Written instruction ▸ Exactly as they appear, output all of the records. Skip any images.

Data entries
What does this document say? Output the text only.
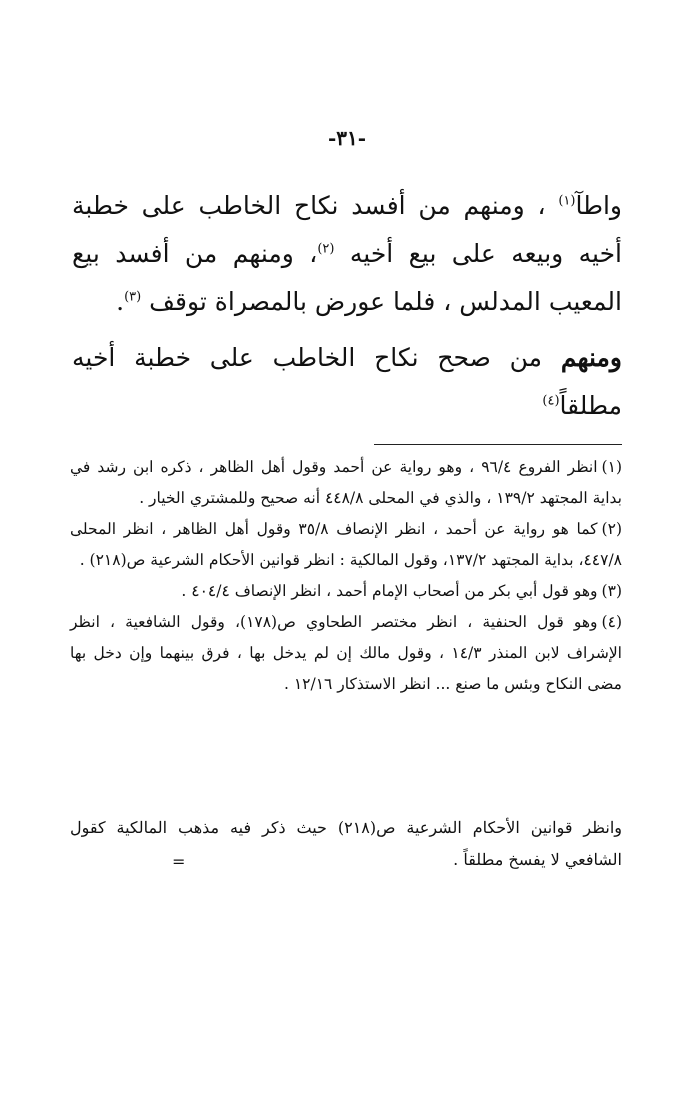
-٣١-

واطآ$^{(١)}$ ، ومنهم من أفسد نكاح الخاطب على خطبة أخيه وبيعه على بيع أخيه $^{(٢)}$، ومنهم من أفسد بيع المعيب المدلس ، فلما عورض بالمصراة توقف $^{(٣)}$.

ومنهم من صحح نكاح الخاطب على خطبة أخيه مطلقاً$^{(٤)}$

(١)انظر الفروع ٩٦/٤ ، وهو رواية عن أحمد وقول أهل الظاهر ، ذكره ابن رشد في بداية المجتهد ١٣٩/٢ ، والذي في المحلى ٤٤٨/٨ أنه صحيح وللمشتري الخيار .

(٢)كما هو رواية عن أحمد ، انظر الإنصاف ٣٥/٨ وقول أهل الظاهر ، انظر المحلى ٤٤٧/٨، بداية المجتهد ١٣٧/٢، وقول المالكية : انظر قوانين الأحكام الشرعية ص(٢١٨) .

(٣)وهو قول أبي بكر من أصحاب الإمام أحمد ، انظر الإنصاف ٤٠٤/٤ .

(٤)وهو قول الحنفية ، انظر مختصر الطحاوي ص(١٧٨)، وقول الشافعية ، انظر الإشراف لابن المنذر ١٤/٣ ، وقول مالك إن لم يدخل بها ، فرق بينهما وإن دخل بها مضى النكاح وبئس ما صنع ... انظر الاستذكار ١٢/١٦ .

وانظر قوانين الأحكام الشرعية ص(٢١٨) حيث ذكر فيه مذهب المالكية كقول الشافعي لا يفسخ مطلقاً .

=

Exercise response ▸
What does this document say? Output the text only.
-٣١-

واطآ$^{(١)}$ ، ومنهم من أفسد نكاح الخاطب على خطبة أخيه وبيعه على بيع أخيه $^{(٢)}$، ومنهم من أفسد بيع المعيب المدلس ، فلما عورض بالمصراة توقف $^{(٣)}$.

ومنهم من صحح نكاح الخاطب على خطبة أخيه مطلقاً$^{(٤)}$

(١)انظر الفروع ٩٦/٤ ، وهو رواية عن أحمد وقول أهل الظاهر ، ذكره ابن رشد في بداية المجتهد ١٣٩/٢ ، والذي في المحلى ٤٤٨/٨ أنه صحيح وللمشتري الخيار .

(٢)كما هو رواية عن أحمد ، انظر الإنصاف ٣٥/٨ وقول أهل الظاهر ، انظر المحلى ٤٤٧/٨، بداية المجتهد ١٣٧/٢، وقول المالكية : انظر قوانين الأحكام الشرعية ص(٢١٨) .

(٣)وهو قول أبي بكر من أصحاب الإمام أحمد ، انظر الإنصاف ٤٠٤/٤ .

(٤)وهو قول الحنفية ، انظر مختصر الطحاوي ص(١٧٨)، وقول الشافعية ، انظر الإشراف لابن المنذر ١٤/٣ ، وقول مالك إن لم يدخل بها ، فرق بينهما وإن دخل بها مضى النكاح وبئس ما صنع ... انظر الاستذكار ١٢/١٦ .

وانظر قوانين الأحكام الشرعية ص(٢١٨) حيث ذكر فيه مذهب المالكية كقول الشافعي لا يفسخ مطلقاً .

=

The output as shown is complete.